Search the data below for the word "there" and copy each line that holds it.

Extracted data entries
● ● ● ● ● ● ●

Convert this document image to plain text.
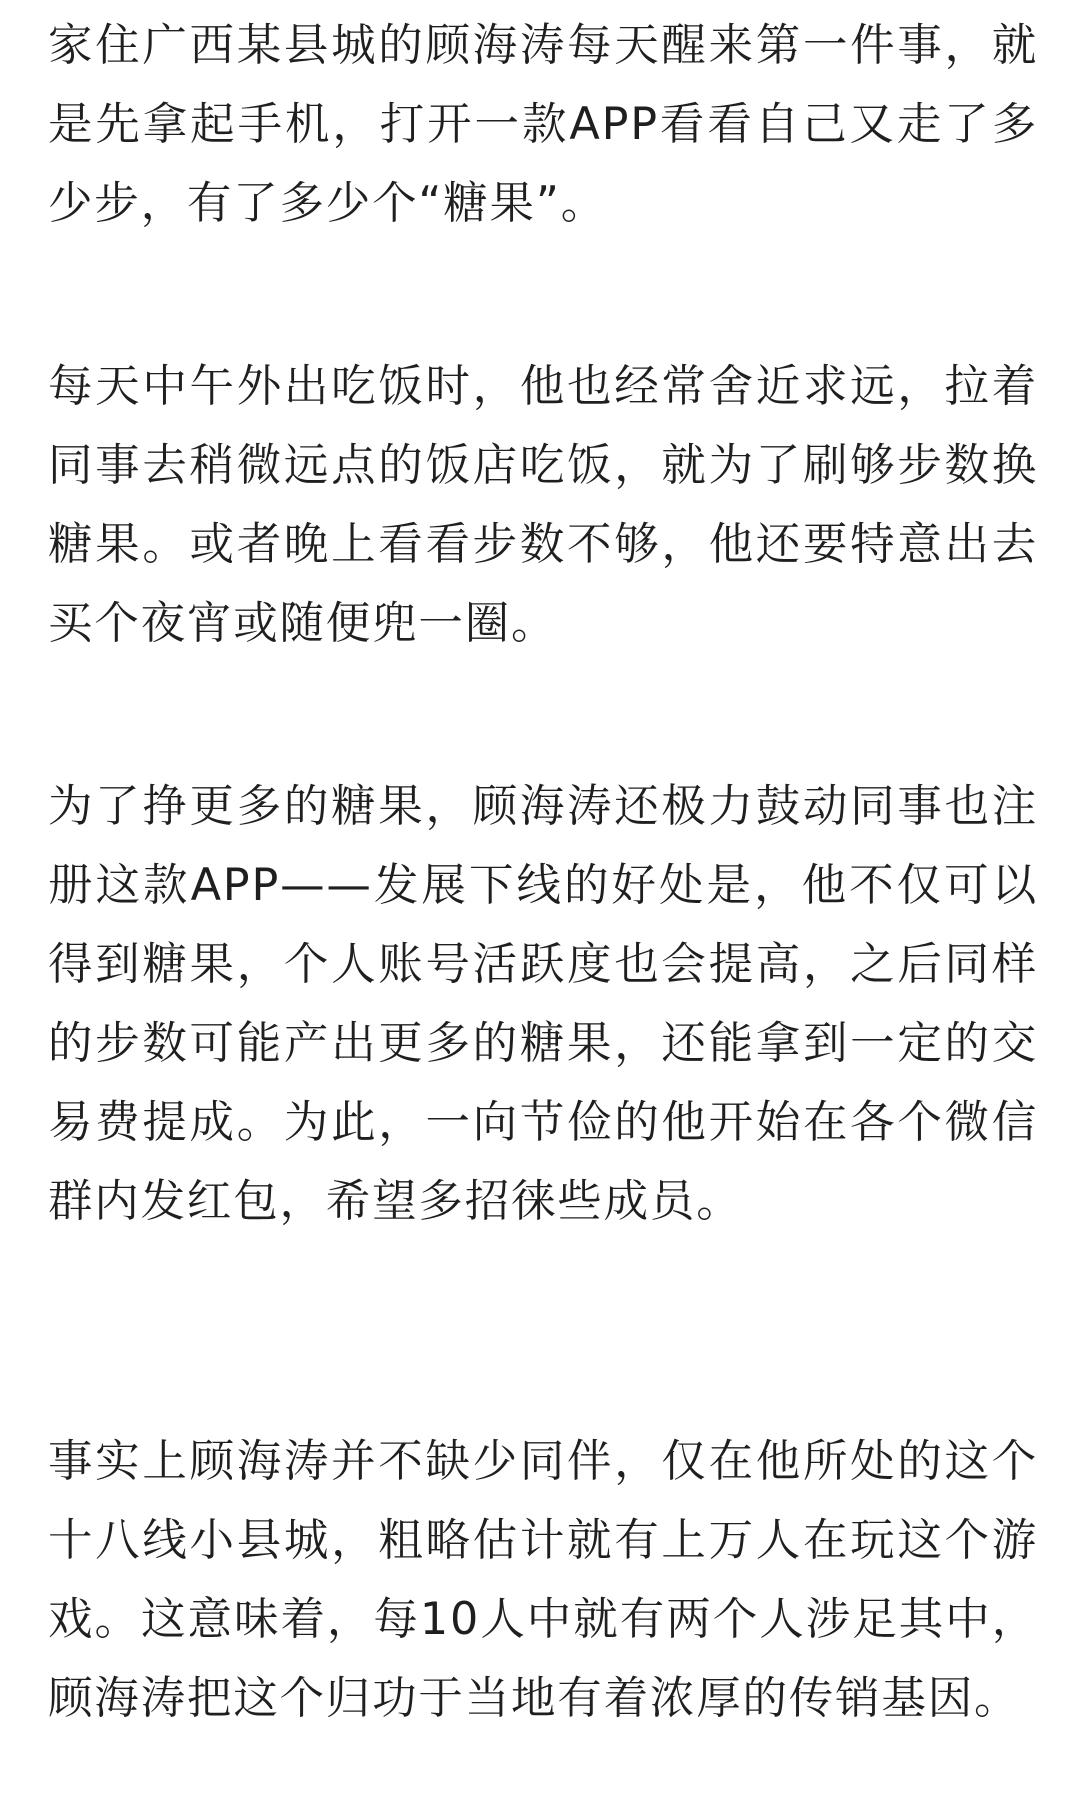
家住广西某县城的顾海涛每天醒来第一件事，就是先拿起手机，打开一款APP看看自己又走了多少步，有了多少个“糖果”。

每天中午外出吃饭时，他也经常舍近求远，拉着同事去稍微远点的饭店吃饭，就为了刷够步数换糖果。或者晚上看看步数不够，他还要特意出去买个夜宵或随便兜一圈。

为了挣更多的糖果，顾海涛还极力鼓动同事也注册这款APP——发展下线的好处是，他不仅可以得到糖果，个人账号活跃度也会提高，之后同样的步数可能产出更多的糖果，还能拿到一定的交易费提成。为此，一向节俭的他开始在各个微信群内发红包，希望多招徕些成员。

事实上顾海涛并不缺少同伴，仅在他所处的这个十八线小县城，粗略估计就有上万人在玩这个游戏。这意味着，每10人中就有两个人涉足其中，顾海涛把这个归功于当地有着浓厚的传销基因。
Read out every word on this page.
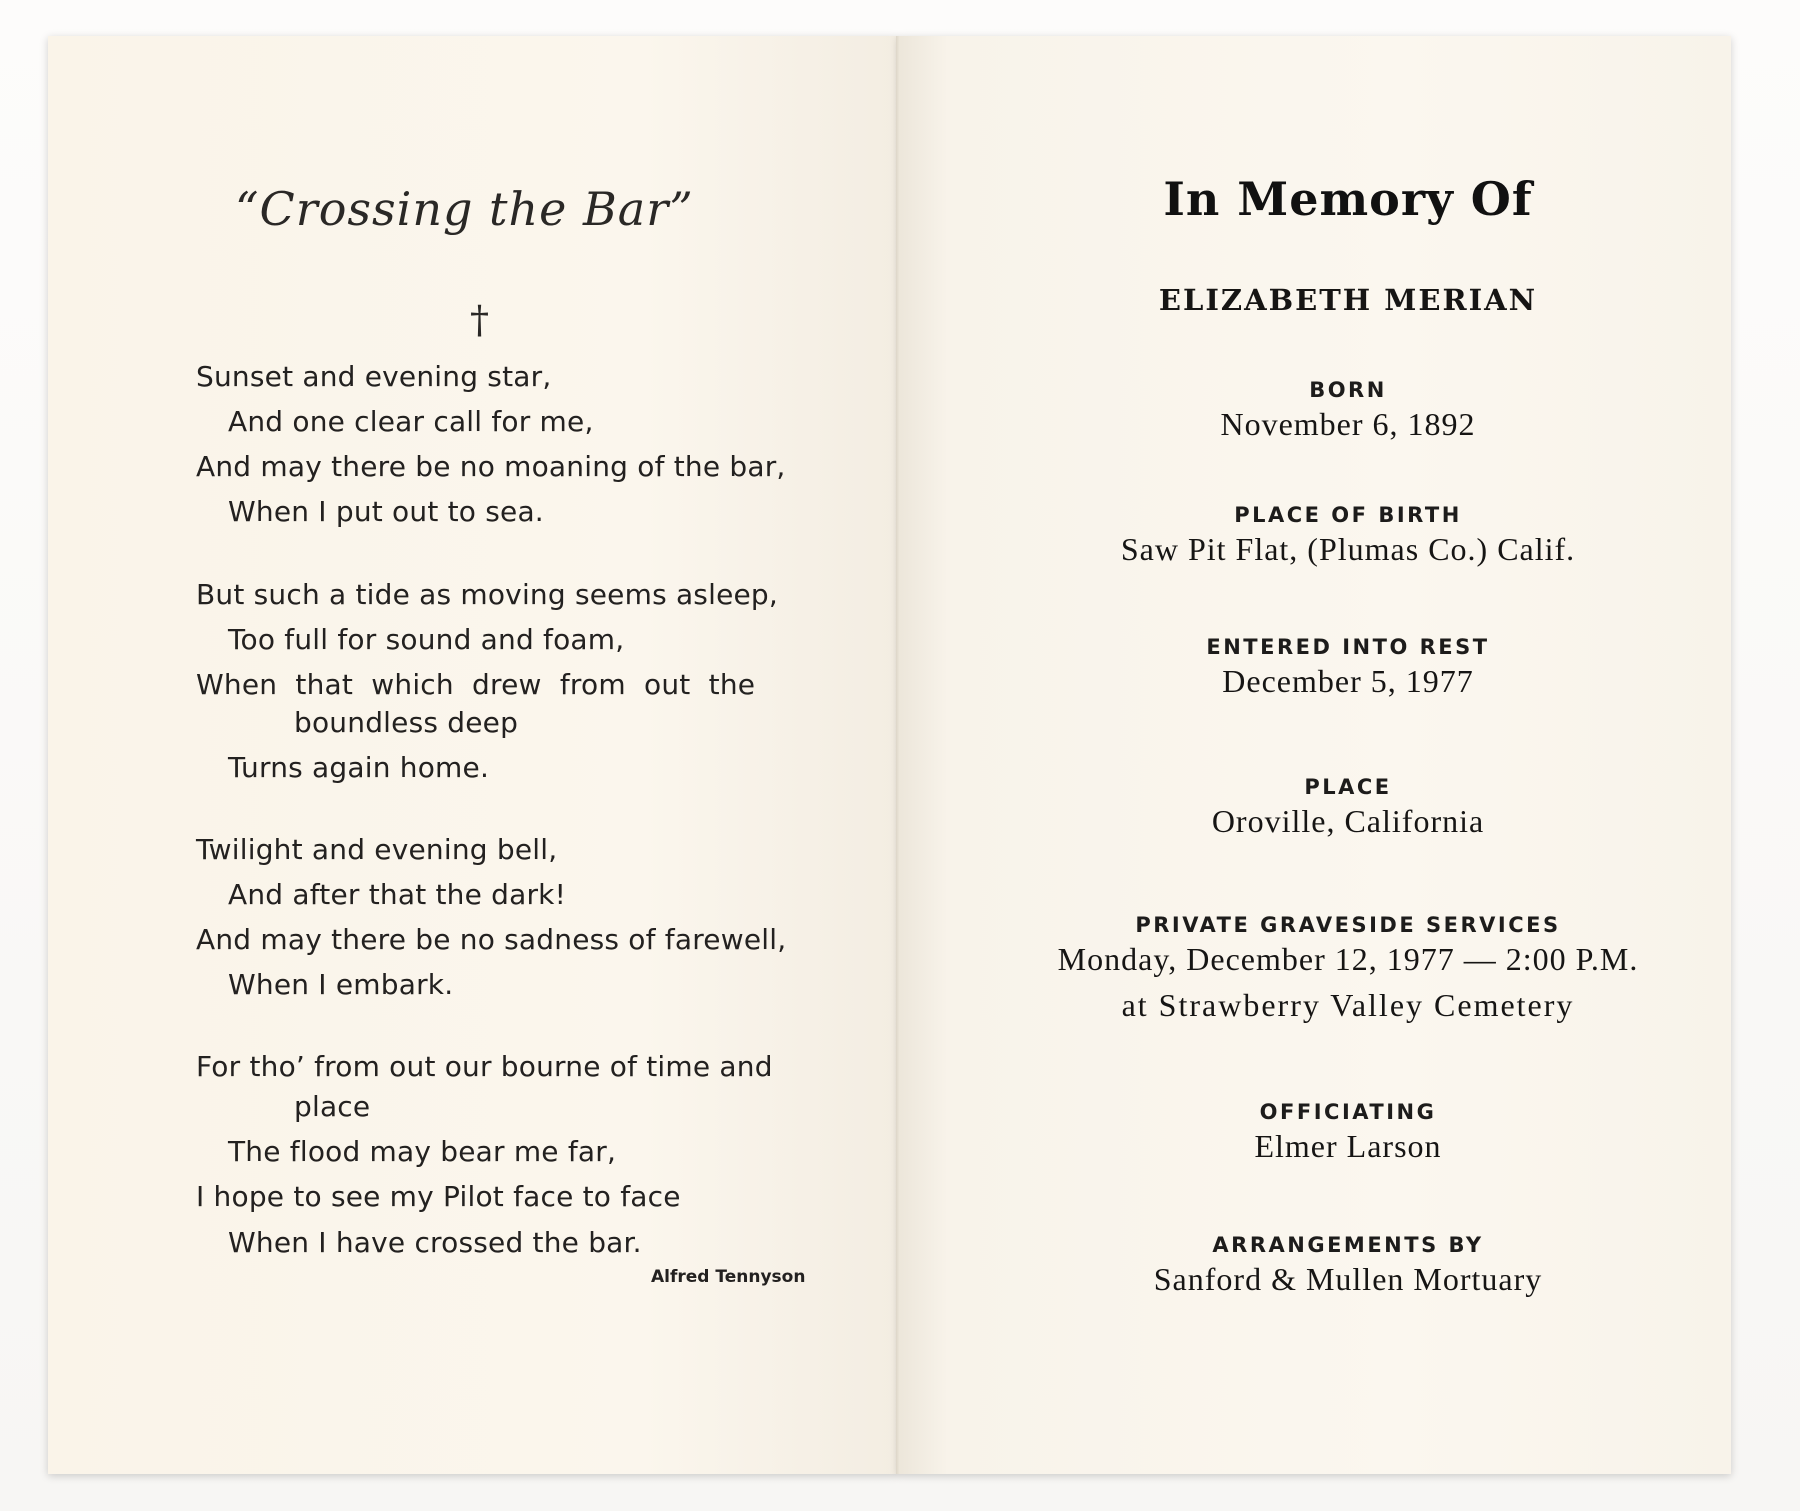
“Crossing the Bar”
†
Sunset and evening star,
And one clear call for me,
And may there be no moaning of the bar,
When I put out to sea.
But such a tide as moving seems asleep,
Too full for sound and foam,
When  that  which  drew  from  out  the
boundless deep
Turns again home.
Twilight and evening bell,
And after that the dark!
And may there be no sadness of farewell,
When I embark.
For tho’ from out our bourne of time and
place
The flood may bear me far,
I hope to see my Pilot face to face
When I have crossed the bar.
Alfred Tennyson
In Memory Of
ELIZABETH MERIAN
BORN
November 6, 1892
PLACE OF BIRTH
Saw Pit Flat, (Plumas Co.) Calif.
ENTERED INTO REST
December 5, 1977
PLACE
Oroville, California
PRIVATE GRAVESIDE SERVICES
Monday, December 12, 1977 — 2:00 P.M.
at Strawberry Valley Cemetery
OFFICIATING
Elmer Larson
ARRANGEMENTS BY
Sanford & Mullen Mortuary
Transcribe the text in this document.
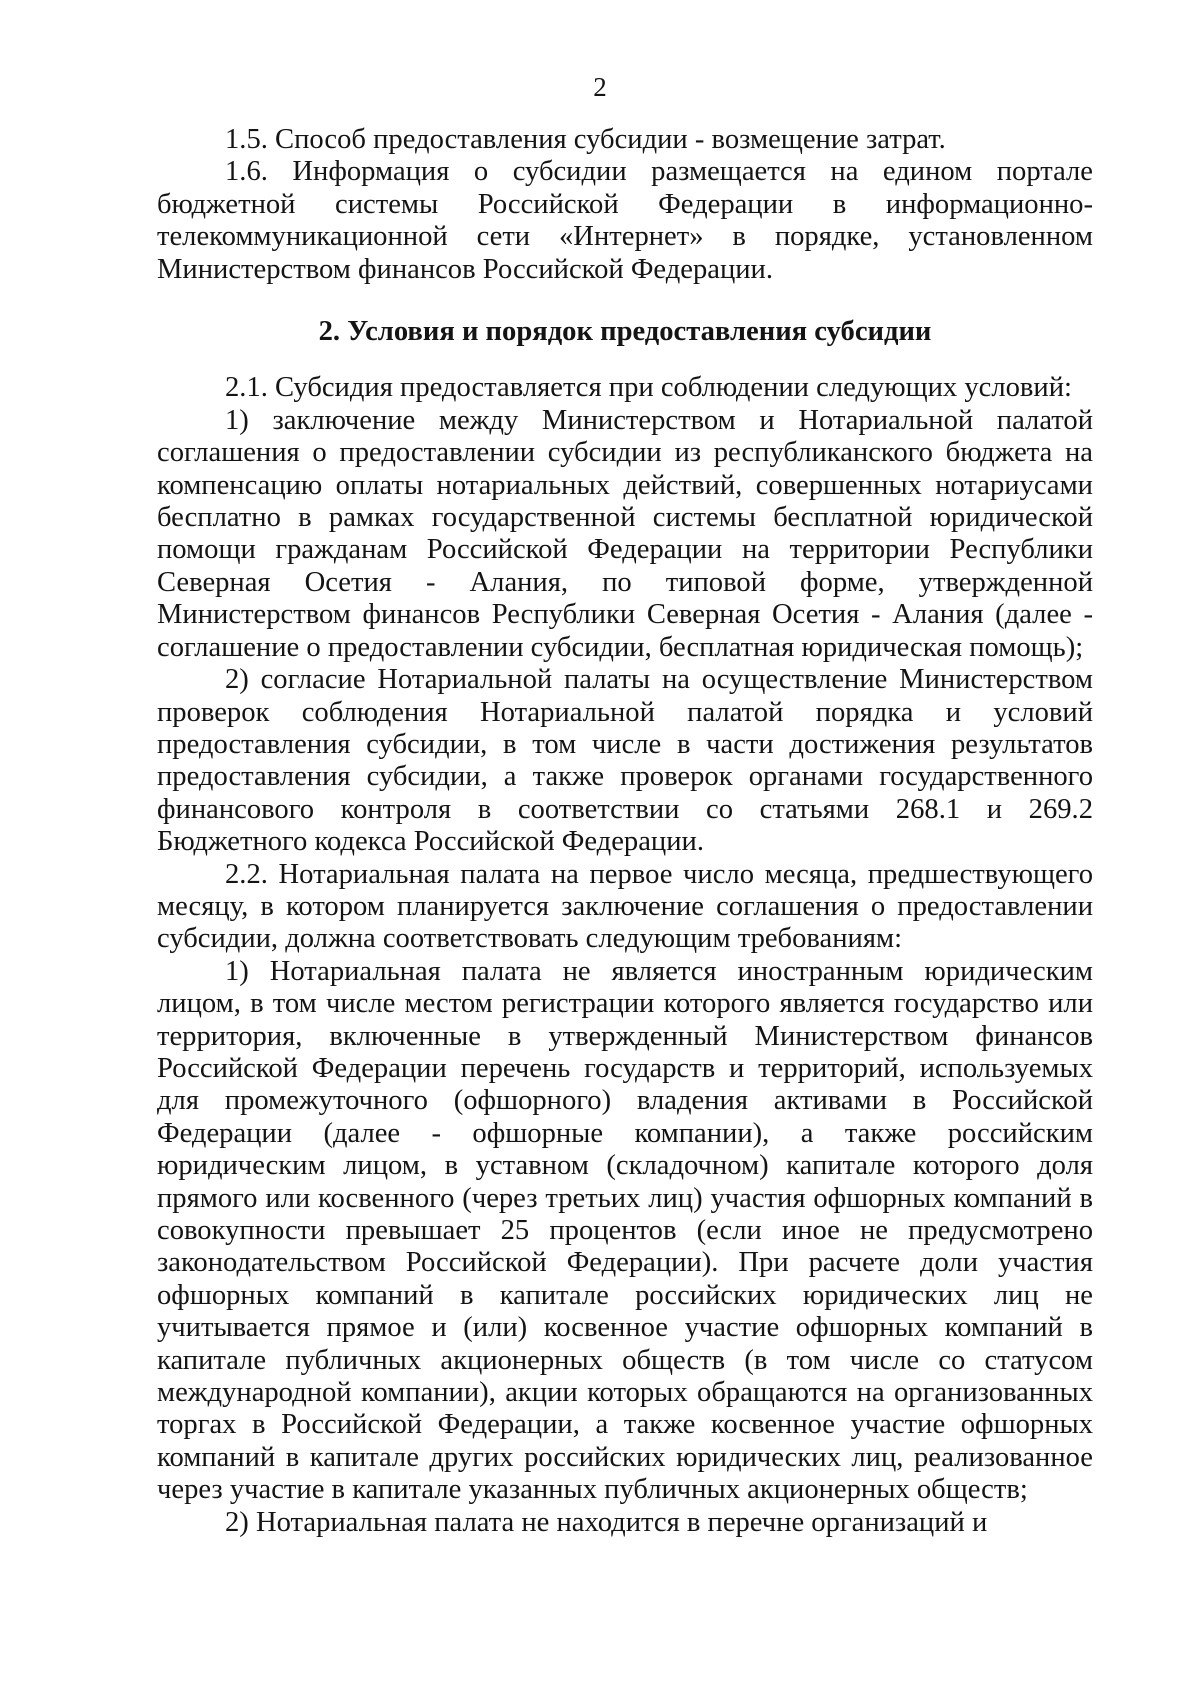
2

1.5. Способ предоставления субсидии - возмещение затрат.

1.6. Информация о субсидии размещается на едином портале бюджетной системы Российской Федерации в информационно-телекоммуникационной сети «Интернет» в порядке, установленном Министерством финансов Российской Федерации.

2. Условия и порядок предоставления субсидии

2.1. Субсидия предоставляется при соблюдении следующих условий:

1) заключение между Министерством и Нотариальной палатой соглашения о предоставлении субсидии из республиканского бюджета на компенсацию оплаты нотариальных действий, совершенных нотариусами бесплатно в рамках государственной системы бесплатной юридической помощи гражданам Российской Федерации на территории Республики Северная Осетия - Алания, по типовой форме, утвержденной Министерством финансов Республики Северная Осетия - Алания (далее - соглашение о предоставлении субсидии, бесплатная юридическая помощь);

2) согласие Нотариальной палаты на осуществление Министерством проверок соблюдения Нотариальной палатой порядка и условий предоставления субсидии, в том числе в части достижения результатов предоставления субсидии, а также проверок органами государственного финансового контроля в соответствии со статьями 268.1 и 269.2 Бюджетного кодекса Российской Федерации.

2.2. Нотариальная палата на первое число месяца, предшествующего месяцу, в котором планируется заключение соглашения о предоставлении субсидии, должна соответствовать следующим требованиям:

1) Нотариальная палата не является иностранным юридическим лицом, в том числе местом регистрации которого является государство или территория, включенные в утвержденный Министерством финансов Российской Федерации перечень государств и территорий, используемых для промежуточного (офшорного) владения активами в Российской Федерации (далее - офшорные компании), а также российским юридическим лицом, в уставном (складочном) капитале которого доля прямого или косвенного (через третьих лиц) участия офшорных компаний в совокупности превышает 25 процентов (если иное не предусмотрено законодательством Российской Федерации). При расчете доли участия офшорных компаний в капитале российских юридических лиц не учитывается прямое и (или) косвенное участие офшорных компаний в капитале публичных акционерных обществ (в том числе со статусом международной компании), акции которых обращаются на организованных торгах в Российской Федерации, а также косвенное участие офшорных компаний в капитале других российских юридических лиц, реализованное через участие в капитале указанных публичных акционерных обществ;

2) Нотариальная палата не находится в перечне организаций и
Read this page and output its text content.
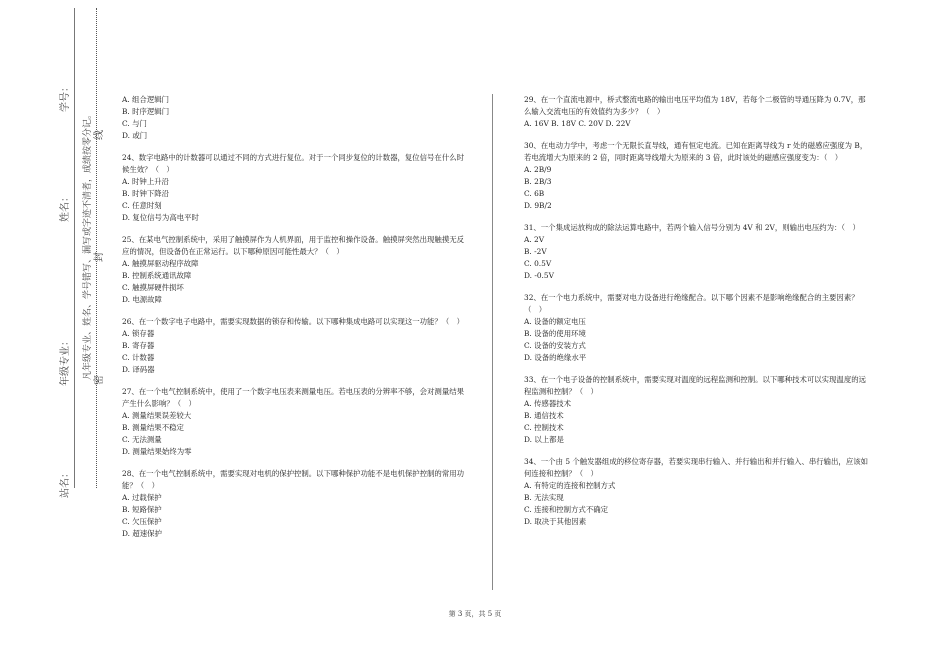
学号：
姓名：
年级专业：
站名：
凡年级专业、姓名、学号错写、漏写或字迹不清者，成绩按零分记。 线
封
密
A. 组合逻辑门
B. 时序逻辑门
C. 与门
D. 或门
24、数字电路中的计数器可以通过不同的方式进行复位。对于一个同步复位的计数器，复位信号在什么时候生效？（　）
A. 时钟上升沿
B. 时钟下降沿
C. 任意时刻
D. 复位信号为高电平时
25、在某电气控制系统中，采用了触摸屏作为人机界面，用于监控和操作设备。触摸屏突然出现触摸无反应的情况，但设备仍在正常运行。以下哪种原因可能性最大？（　）
A. 触摸屏驱动程序故障
B. 控制系统通讯故障
C. 触摸屏硬件损坏
D. 电源故障
26、在一个数字电子电路中，需要实现数据的锁存和传输。以下哪种集成电路可以实现这一功能？（　）
A. 锁存器
B. 寄存器
C. 计数器
D. 译码器
27、在一个电气控制系统中，使用了一个数字电压表来测量电压。若电压表的分辨率不够，会对测量结果产生什么影响？（　）
A. 测量结果误差较大
B. 测量结果不稳定
C. 无法测量
D. 测量结果始终为零
28、在一个电气控制系统中，需要实现对电机的保护控制。以下哪种保护功能不是电机保护控制的常用功能？（　）
A. 过载保护
B. 短路保护
C. 欠压保护
D. 超速保护
29、在一个直流电源中，桥式整流电路的输出电压平均值为 18V，若每个二极管的导通压降为 0.7V，那么输入交流电压的有效值约为多少？（　）
A. 16V B. 18V C. 20V D. 22V
30、在电动力学中，考虑一个无限长直导线，通有恒定电流。已知在距离导线为 r 处的磁感应强度为 B，若电流增大为原来的 2 倍，同时距离导线增大为原来的 3 倍，此时该处的磁感应强度变为：（　）
A. 2B/9
B. 2B/3
C. 6B
D. 9B/2
31、一个集成运放构成的除法运算电路中，若两个输入信号分别为 4V 和 2V，则输出电压约为：（　）
A. 2V
B. -2V
C. 0.5V
D. -0.5V
32、在一个电力系统中，需要对电力设备进行绝缘配合。以下哪个因素不是影响绝缘配合的主要因素？（　）
A. 设备的额定电压
B. 设备的使用环境
C. 设备的安装方式
D. 设备的绝缘水平
33、在一个电子设备的控制系统中，需要实现对温度的远程监测和控制。以下哪种技术可以实现温度的远程监测和控制？（　）
A. 传感器技术
B. 通信技术
C. 控制技术
D. 以上都是
34、一个由 5 个触发器组成的移位寄存器，若要实现串行输入、并行输出和并行输入、串行输出，应该如何连接和控制？（　）
A. 有特定的连接和控制方式
B. 无法实现
C. 连接和控制方式不确定
D. 取决于其他因素
第 3 页，共 5 页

● ● ● ● ● ● ●

● Finished answer
And may there be no moaning of the bar,
And may there be no sadness of farewell,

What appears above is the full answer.